* **Do this**
Copy everything in the listing below word for word, apart from any images.
-- start of Available records --
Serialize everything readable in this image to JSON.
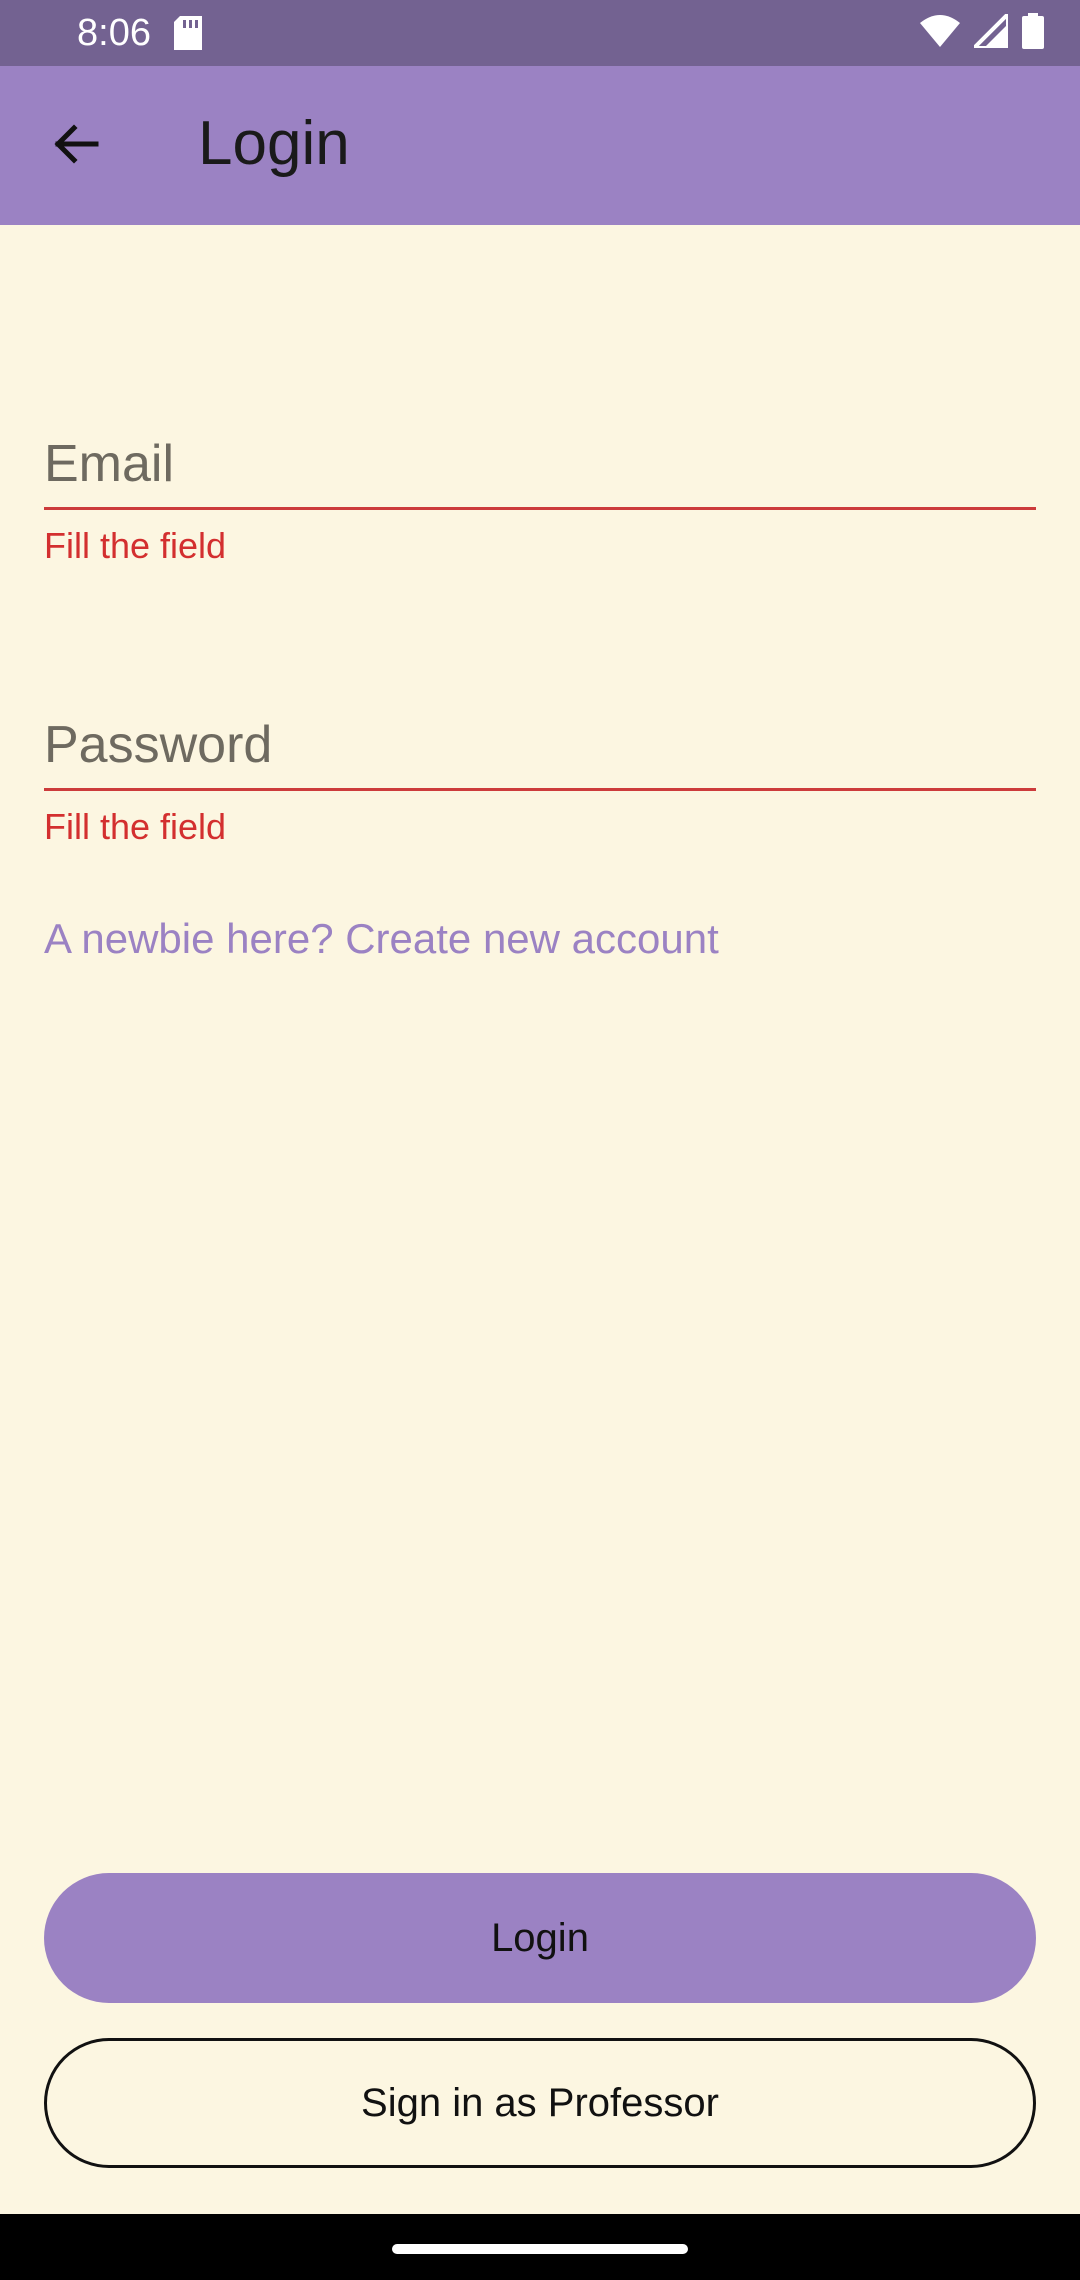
{
  "status_bar": {
    "time": "8:06",
    "icons": [
      "sd-card-icon",
      "wifi-icon",
      "cell-signal-icon",
      "battery-icon"
    ],
    "background": "#736291"
  },
  "app_bar": {
    "title": "Login",
    "back_icon": "arrow-back-icon",
    "background": "#9b82c3"
  },
  "form": {
    "email": {
      "placeholder": "Email",
      "value": "",
      "error": "Fill the field"
    },
    "password": {
      "placeholder": "Password",
      "value": "",
      "error": "Fill the field"
    },
    "create_account_link": "A newbie here? Create new account"
  },
  "actions": {
    "login_label": "Login",
    "professor_label": "Sign in as Professor"
  },
  "colors": {
    "accent": "#9b82c3",
    "error": "#d32f2f",
    "background": "#fcf6e1"
  }
}
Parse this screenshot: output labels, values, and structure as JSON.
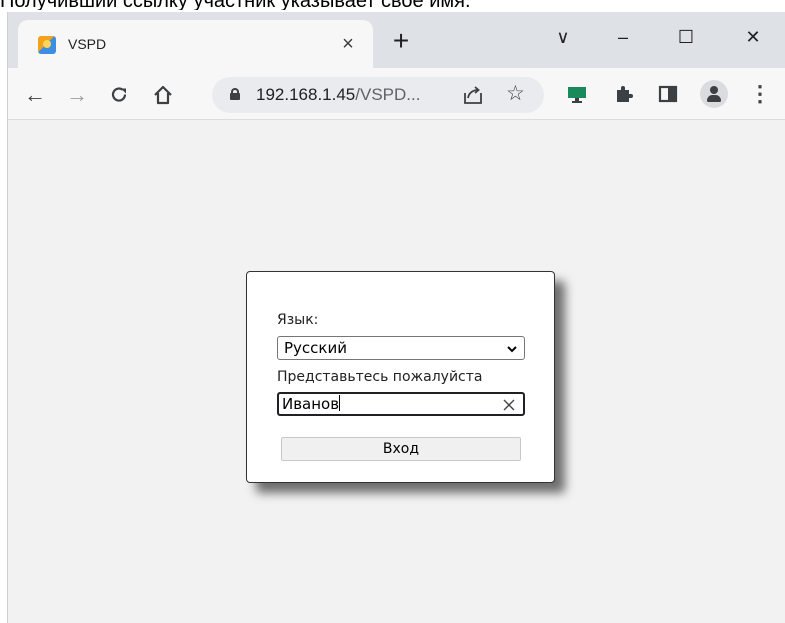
-- end of Available records --
* **Exercise result**
Serialize everything readable in this image to JSON.
{
  "status_bar": {
    "time": "8:06",
    "icons": [
      "sd-card-icon",
      "wifi-icon",
      "cell-signal-icon",
      "battery-icon"
    ],
    "background": "#736291"
  },
  "app_bar": {
    "title": "Login",
    "back_icon": "arrow-back-icon",
    "background": "#9b82c3"
  },
  "form": {
    "email": {
      "placeholder": "Email",
      "value": "",
      "error": "Fill the field"
    },
    "password": {
      "placeholder": "Password",
      "value": "",
      "error": "Fill the field"
    },
    "create_account_link": "A newbie here? Create new account"
  },
  "actions": {
    "login_label": "Login",
    "professor_label": "Sign in as Professor"
  },
  "colors": {
    "accent": "#9b82c3",
    "error": "#d32f2f",
    "background": "#fcf6e1"
  }
}
Parse this screenshot: output labels, values, and structure as JSON.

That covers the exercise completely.